((

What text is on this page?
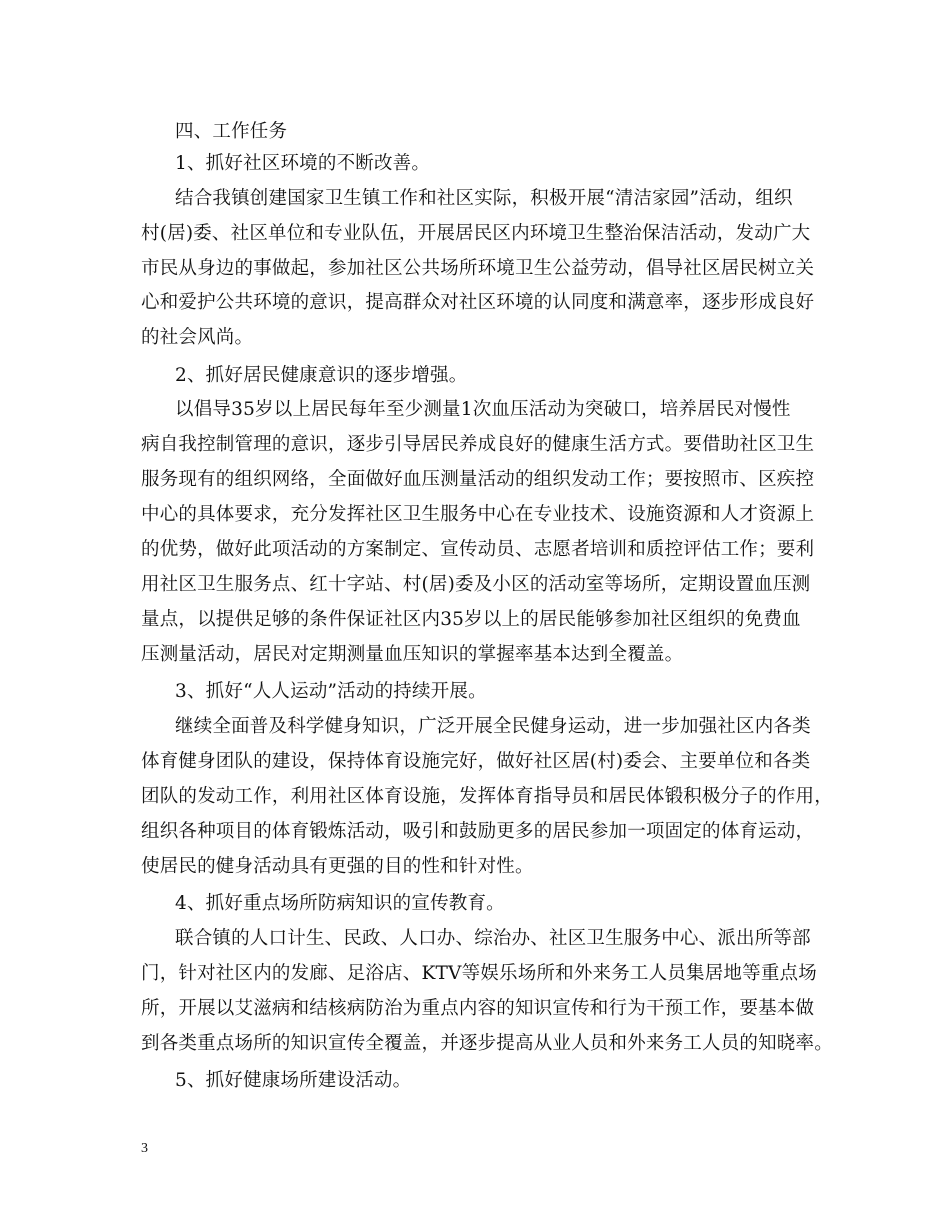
四、工作任务
1、抓好社区环境的不断改善。
结合我镇创建国家卫生镇工作和社区实际，积极开展“清洁家园”活动，组织
村(居)委、社区单位和专业队伍，开展居民区内环境卫生整治保洁活动，发动广大
市民从身边的事做起，参加社区公共场所环境卫生公益劳动，倡导社区居民树立关
心和爱护公共环境的意识，提高群众对社区环境的认同度和满意率，逐步形成良好
的社会风尚。
2、抓好居民健康意识的逐步增强。
以倡导35岁以上居民每年至少测量1次血压活动为突破口，培养居民对慢性
病自我控制管理的意识，逐步引导居民养成良好的健康生活方式。要借助社区卫生
服务现有的组织网络，全面做好血压测量活动的组织发动工作；要按照市、区疾控
中心的具体要求，充分发挥社区卫生服务中心在专业技术、设施资源和人才资源上
的优势，做好此项活动的方案制定、宣传动员、志愿者培训和质控评估工作；要利
用社区卫生服务点、红十字站、村(居)委及小区的活动室等场所，定期设置血压测
量点，以提供足够的条件保证社区内35岁以上的居民能够参加社区组织的免费血
压测量活动，居民对定期测量血压知识的掌握率基本达到全覆盖。
3、抓好“人人运动”活动的持续开展。
继续全面普及科学健身知识，广泛开展全民健身运动，进一步加强社区内各类
体育健身团队的建设，保持体育设施完好，做好社区居(村)委会、主要单位和各类
团队的发动工作，利用社区体育设施，发挥体育指导员和居民体锻积极分子的作用，
组织各种项目的体育锻炼活动，吸引和鼓励更多的居民参加一项固定的体育运动，
使居民的健身活动具有更强的目的性和针对性。
4、抓好重点场所防病知识的宣传教育。
联合镇的人口计生、民政、人口办、综治办、社区卫生服务中心、派出所等部
门，针对社区内的发廊、足浴店、KTV等娱乐场所和外来务工人员集居地等重点场
所，开展以艾滋病和结核病防治为重点内容的知识宣传和行为干预工作，要基本做
到各类重点场所的知识宣传全覆盖，并逐步提高从业人员和外来务工人员的知晓率。
5、抓好健康场所建设活动。
3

))

Task brief: Output all of the data exactly as it stands, minus any images.

Answer to this task:
What text is on this page?
四、工作任务
1、抓好社区环境的不断改善。
结合我镇创建国家卫生镇工作和社区实际，积极开展“清洁家园”活动，组织
村(居)委、社区单位和专业队伍，开展居民区内环境卫生整治保洁活动，发动广大
市民从身边的事做起，参加社区公共场所环境卫生公益劳动，倡导社区居民树立关
心和爱护公共环境的意识，提高群众对社区环境的认同度和满意率，逐步形成良好
的社会风尚。
2、抓好居民健康意识的逐步增强。
以倡导35岁以上居民每年至少测量1次血压活动为突破口，培养居民对慢性
病自我控制管理的意识，逐步引导居民养成良好的健康生活方式。要借助社区卫生
服务现有的组织网络，全面做好血压测量活动的组织发动工作；要按照市、区疾控
中心的具体要求，充分发挥社区卫生服务中心在专业技术、设施资源和人才资源上
的优势，做好此项活动的方案制定、宣传动员、志愿者培训和质控评估工作；要利
用社区卫生服务点、红十字站、村(居)委及小区的活动室等场所，定期设置血压测
量点，以提供足够的条件保证社区内35岁以上的居民能够参加社区组织的免费血
压测量活动，居民对定期测量血压知识的掌握率基本达到全覆盖。
3、抓好“人人运动”活动的持续开展。
继续全面普及科学健身知识，广泛开展全民健身运动，进一步加强社区内各类
体育健身团队的建设，保持体育设施完好，做好社区居(村)委会、主要单位和各类
团队的发动工作，利用社区体育设施，发挥体育指导员和居民体锻积极分子的作用，
组织各种项目的体育锻炼活动，吸引和鼓励更多的居民参加一项固定的体育运动，
使居民的健身活动具有更强的目的性和针对性。
4、抓好重点场所防病知识的宣传教育。
联合镇的人口计生、民政、人口办、综治办、社区卫生服务中心、派出所等部
门，针对社区内的发廊、足浴店、KTV等娱乐场所和外来务工人员集居地等重点场
所，开展以艾滋病和结核病防治为重点内容的知识宣传和行为干预工作，要基本做
到各类重点场所的知识宣传全覆盖，并逐步提高从业人员和外来务工人员的知晓率。
5、抓好健康场所建设活动。
3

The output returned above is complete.